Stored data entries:
--- begin ---

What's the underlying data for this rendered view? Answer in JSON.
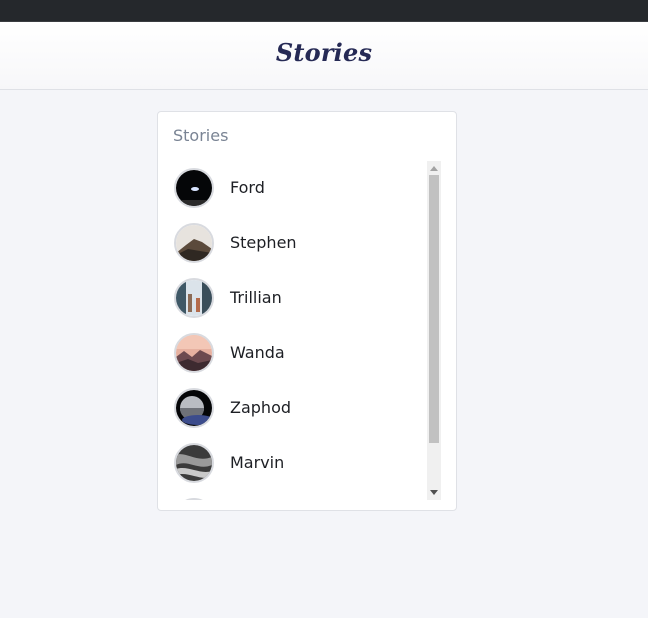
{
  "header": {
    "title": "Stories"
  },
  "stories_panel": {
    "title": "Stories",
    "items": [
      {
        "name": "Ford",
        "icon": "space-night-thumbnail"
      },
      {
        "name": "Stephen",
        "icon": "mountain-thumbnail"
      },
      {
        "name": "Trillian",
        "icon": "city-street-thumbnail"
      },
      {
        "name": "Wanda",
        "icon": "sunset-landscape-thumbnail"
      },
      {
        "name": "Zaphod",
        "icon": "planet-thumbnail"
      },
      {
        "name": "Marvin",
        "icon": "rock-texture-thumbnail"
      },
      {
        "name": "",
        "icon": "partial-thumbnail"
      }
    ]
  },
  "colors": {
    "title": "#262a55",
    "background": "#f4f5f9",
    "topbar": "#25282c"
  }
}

--- end ---
--- begin ---

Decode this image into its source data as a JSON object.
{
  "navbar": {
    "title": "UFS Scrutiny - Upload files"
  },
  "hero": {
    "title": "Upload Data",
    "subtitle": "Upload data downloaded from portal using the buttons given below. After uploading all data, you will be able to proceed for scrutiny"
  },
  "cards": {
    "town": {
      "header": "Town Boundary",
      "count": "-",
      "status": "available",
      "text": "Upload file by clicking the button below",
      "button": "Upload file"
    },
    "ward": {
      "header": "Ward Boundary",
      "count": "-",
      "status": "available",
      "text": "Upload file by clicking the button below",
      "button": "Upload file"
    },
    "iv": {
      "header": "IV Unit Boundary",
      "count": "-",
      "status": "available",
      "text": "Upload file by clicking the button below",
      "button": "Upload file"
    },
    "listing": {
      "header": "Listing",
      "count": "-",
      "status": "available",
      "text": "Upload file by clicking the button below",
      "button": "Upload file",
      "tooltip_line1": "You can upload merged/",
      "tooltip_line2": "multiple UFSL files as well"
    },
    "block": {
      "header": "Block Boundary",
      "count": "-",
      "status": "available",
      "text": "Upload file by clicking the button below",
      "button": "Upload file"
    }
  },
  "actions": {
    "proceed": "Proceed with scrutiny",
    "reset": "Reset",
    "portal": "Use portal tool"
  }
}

--- end ---
--- begin ---

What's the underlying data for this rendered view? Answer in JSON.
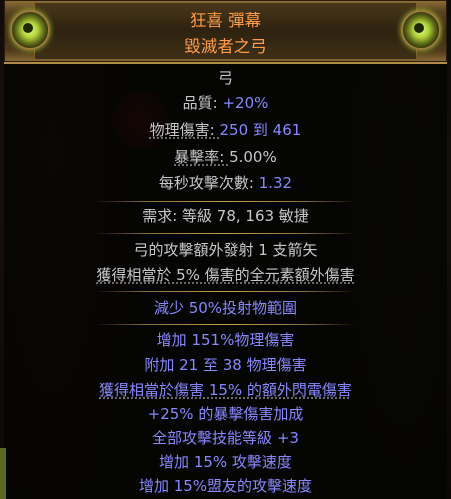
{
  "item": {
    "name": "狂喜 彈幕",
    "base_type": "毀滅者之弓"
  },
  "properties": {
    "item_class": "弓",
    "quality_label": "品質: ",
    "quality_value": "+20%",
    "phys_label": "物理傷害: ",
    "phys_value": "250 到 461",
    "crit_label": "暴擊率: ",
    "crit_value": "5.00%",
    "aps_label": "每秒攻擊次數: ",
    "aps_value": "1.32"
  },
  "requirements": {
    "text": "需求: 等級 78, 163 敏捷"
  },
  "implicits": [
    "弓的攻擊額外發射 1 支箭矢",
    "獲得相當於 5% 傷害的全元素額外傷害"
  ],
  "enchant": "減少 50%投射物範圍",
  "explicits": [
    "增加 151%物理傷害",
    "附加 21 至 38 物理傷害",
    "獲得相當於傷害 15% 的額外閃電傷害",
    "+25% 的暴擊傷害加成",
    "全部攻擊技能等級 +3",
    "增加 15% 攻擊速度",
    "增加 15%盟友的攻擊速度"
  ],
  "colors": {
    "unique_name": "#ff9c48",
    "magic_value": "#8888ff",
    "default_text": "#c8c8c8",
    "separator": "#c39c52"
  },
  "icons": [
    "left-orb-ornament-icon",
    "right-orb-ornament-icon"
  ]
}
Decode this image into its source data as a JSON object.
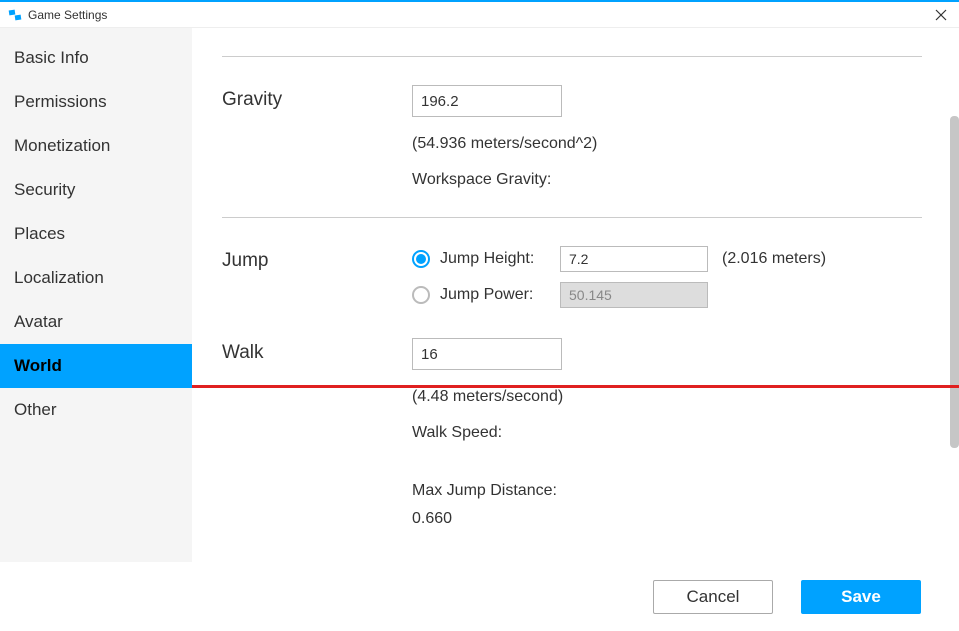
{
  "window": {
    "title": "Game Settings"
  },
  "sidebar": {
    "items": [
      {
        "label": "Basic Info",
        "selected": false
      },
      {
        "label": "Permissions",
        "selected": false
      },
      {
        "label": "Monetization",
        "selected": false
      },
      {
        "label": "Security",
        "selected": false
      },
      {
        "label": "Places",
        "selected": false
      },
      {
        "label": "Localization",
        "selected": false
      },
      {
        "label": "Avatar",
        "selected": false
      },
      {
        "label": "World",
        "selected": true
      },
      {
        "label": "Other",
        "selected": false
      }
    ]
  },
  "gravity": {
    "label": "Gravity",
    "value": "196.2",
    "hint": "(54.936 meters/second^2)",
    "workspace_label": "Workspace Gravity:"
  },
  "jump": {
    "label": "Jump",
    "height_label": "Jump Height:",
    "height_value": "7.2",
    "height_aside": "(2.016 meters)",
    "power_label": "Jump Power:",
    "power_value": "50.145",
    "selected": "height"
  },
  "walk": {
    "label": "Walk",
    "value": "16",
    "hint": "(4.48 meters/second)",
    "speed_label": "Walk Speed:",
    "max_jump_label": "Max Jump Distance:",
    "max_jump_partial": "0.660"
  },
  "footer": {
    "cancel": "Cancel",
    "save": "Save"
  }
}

--- end ---

Your answer should be a single number: the count of lines containing the word "files".

2